** To be done **
Extract all lines containing "nuestra".

** Input records **
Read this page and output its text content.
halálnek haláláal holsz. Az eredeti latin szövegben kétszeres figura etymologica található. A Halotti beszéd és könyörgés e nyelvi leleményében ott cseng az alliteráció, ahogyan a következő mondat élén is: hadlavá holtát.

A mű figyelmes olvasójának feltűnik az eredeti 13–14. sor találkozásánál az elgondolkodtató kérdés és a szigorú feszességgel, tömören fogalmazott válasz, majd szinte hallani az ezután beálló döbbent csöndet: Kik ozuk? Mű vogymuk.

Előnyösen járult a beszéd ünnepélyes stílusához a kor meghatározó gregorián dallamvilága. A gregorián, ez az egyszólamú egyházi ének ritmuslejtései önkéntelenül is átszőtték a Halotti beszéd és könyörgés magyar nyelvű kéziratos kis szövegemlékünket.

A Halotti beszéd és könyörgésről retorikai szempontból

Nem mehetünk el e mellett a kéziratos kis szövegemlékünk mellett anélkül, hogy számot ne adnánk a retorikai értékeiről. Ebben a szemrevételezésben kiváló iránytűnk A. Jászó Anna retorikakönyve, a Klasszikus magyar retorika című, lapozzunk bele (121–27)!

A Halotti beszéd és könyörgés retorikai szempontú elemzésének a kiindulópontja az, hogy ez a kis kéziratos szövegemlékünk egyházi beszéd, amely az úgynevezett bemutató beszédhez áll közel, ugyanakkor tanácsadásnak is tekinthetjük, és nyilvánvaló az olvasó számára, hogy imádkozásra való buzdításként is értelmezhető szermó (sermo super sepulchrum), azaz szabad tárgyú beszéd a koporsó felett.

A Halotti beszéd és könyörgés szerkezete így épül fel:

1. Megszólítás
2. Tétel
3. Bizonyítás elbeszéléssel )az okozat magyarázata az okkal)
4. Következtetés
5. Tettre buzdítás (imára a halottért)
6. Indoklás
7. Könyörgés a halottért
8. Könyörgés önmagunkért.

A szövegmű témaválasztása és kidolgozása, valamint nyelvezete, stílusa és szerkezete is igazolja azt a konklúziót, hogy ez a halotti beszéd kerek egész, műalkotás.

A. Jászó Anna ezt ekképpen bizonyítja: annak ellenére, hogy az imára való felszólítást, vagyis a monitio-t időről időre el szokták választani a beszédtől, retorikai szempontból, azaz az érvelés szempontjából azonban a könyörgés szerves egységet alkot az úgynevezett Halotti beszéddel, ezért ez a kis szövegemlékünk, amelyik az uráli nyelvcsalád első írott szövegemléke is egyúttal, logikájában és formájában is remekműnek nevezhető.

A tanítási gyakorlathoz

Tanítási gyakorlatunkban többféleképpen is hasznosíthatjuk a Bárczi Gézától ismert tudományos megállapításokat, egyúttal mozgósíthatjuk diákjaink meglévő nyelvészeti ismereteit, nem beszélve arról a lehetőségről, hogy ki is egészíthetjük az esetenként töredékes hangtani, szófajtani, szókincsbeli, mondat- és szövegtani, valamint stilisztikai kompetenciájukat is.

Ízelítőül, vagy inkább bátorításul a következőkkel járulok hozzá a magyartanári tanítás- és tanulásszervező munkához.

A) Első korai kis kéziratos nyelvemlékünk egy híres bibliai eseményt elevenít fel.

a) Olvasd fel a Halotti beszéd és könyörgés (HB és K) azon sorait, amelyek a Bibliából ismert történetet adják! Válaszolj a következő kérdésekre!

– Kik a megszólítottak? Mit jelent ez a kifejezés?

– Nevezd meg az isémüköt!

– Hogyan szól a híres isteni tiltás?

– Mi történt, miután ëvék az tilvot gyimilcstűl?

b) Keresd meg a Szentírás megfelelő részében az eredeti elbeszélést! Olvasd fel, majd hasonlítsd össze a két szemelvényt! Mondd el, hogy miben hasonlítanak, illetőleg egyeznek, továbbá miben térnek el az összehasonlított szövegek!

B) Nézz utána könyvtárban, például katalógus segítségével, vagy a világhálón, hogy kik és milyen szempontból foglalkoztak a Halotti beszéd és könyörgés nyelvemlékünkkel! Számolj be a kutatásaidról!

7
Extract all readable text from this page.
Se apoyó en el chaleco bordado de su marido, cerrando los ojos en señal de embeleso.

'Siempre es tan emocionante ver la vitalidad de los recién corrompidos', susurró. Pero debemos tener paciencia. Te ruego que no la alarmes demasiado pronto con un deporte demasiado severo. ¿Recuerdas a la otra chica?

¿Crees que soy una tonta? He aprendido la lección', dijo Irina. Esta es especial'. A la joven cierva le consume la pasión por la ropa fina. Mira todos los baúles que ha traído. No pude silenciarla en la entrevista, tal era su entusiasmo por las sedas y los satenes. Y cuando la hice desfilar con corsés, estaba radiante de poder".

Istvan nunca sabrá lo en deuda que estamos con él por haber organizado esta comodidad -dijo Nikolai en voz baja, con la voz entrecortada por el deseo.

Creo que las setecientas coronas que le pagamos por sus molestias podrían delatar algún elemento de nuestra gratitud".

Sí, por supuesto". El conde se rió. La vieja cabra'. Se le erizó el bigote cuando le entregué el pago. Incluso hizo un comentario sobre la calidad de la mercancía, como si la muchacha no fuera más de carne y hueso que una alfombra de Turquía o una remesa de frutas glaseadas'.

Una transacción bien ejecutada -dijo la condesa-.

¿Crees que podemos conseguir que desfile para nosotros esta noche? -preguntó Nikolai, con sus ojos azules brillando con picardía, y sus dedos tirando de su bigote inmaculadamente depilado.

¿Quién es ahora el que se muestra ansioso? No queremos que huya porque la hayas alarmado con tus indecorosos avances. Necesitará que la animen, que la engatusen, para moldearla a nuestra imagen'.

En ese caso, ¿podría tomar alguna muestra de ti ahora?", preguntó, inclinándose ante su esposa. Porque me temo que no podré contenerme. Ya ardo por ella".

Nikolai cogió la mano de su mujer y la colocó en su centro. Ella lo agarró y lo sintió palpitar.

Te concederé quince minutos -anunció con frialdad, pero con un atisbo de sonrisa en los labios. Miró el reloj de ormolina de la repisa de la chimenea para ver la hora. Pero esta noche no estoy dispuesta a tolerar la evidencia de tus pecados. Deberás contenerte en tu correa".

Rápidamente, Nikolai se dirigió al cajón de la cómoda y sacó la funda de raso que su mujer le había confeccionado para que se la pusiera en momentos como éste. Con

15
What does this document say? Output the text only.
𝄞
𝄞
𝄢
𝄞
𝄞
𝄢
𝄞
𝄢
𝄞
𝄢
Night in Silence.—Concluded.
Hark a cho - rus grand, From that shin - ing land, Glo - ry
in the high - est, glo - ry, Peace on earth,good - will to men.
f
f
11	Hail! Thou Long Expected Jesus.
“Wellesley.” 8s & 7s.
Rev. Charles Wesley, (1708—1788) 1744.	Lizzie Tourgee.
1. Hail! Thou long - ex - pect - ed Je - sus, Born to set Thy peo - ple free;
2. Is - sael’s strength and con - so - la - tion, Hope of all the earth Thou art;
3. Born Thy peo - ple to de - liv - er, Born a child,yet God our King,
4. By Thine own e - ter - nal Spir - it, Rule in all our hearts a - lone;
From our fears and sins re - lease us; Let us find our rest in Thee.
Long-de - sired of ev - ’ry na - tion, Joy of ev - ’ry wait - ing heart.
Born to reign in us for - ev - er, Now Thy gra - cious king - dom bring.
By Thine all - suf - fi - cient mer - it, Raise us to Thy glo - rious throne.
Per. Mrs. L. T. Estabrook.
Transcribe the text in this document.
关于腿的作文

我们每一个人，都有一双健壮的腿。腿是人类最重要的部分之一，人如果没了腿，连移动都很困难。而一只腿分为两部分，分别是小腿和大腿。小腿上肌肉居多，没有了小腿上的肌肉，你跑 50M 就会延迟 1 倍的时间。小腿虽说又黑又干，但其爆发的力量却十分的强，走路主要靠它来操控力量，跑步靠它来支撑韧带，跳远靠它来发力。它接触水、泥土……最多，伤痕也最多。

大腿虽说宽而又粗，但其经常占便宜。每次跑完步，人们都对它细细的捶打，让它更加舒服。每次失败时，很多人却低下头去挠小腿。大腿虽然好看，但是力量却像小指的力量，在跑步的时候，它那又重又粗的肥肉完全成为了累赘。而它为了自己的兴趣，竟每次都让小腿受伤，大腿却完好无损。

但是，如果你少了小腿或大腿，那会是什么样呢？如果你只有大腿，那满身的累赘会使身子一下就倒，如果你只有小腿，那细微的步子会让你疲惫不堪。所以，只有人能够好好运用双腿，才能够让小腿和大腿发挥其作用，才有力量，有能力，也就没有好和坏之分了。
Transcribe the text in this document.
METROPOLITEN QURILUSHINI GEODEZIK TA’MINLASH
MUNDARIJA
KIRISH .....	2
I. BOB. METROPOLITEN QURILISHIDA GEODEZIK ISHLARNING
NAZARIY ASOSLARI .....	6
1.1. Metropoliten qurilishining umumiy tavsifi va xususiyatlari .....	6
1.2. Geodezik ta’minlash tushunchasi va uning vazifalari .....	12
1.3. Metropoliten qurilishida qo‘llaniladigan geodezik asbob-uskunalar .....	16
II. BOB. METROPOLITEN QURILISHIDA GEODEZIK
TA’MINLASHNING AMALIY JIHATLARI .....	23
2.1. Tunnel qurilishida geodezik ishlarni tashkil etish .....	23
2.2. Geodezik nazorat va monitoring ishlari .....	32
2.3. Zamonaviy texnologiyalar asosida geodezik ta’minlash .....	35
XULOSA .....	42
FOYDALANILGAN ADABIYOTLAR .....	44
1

** Final result **
Creo que las setecientas coronas que le pagamos por sus molestias podrían delatar algún elemento de nuestra gratitud".
¿Quién es ahora el que se muestra ansioso? No queremos que huya porque la hayas alarmado con tus indecorosos avances. Necesitará que la animen, que la engatusen, para moldearla a nuestra imagen'.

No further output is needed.